### Exercise
Find the lines containing the word "JSON" and copy every one of them.

### Items

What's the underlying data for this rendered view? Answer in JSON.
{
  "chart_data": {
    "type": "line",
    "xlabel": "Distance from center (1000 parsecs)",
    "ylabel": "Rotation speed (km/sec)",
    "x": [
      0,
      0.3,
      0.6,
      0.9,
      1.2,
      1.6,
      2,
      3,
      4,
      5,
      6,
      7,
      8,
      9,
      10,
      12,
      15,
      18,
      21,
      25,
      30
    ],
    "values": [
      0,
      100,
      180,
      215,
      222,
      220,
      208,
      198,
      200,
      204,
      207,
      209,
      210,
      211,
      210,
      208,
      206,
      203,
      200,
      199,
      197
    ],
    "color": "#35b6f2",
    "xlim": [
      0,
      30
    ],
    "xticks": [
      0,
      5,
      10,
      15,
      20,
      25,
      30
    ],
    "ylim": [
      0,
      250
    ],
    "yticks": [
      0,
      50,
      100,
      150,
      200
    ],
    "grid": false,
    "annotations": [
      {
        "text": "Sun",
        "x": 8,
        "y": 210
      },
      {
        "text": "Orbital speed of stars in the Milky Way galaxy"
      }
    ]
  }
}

==

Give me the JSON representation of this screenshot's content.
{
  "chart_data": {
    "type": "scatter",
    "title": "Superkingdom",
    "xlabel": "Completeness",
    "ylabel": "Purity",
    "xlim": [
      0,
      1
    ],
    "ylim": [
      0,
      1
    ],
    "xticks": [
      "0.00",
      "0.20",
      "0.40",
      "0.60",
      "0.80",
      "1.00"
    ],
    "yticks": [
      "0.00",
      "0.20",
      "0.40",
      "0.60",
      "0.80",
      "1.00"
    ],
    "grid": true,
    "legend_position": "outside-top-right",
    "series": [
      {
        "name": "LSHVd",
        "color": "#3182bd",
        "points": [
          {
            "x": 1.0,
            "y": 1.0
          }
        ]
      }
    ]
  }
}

### Response below
What's the underlying data for this rendered view? Answer in JSON.
Give me the JSON representation of this screenshot's content.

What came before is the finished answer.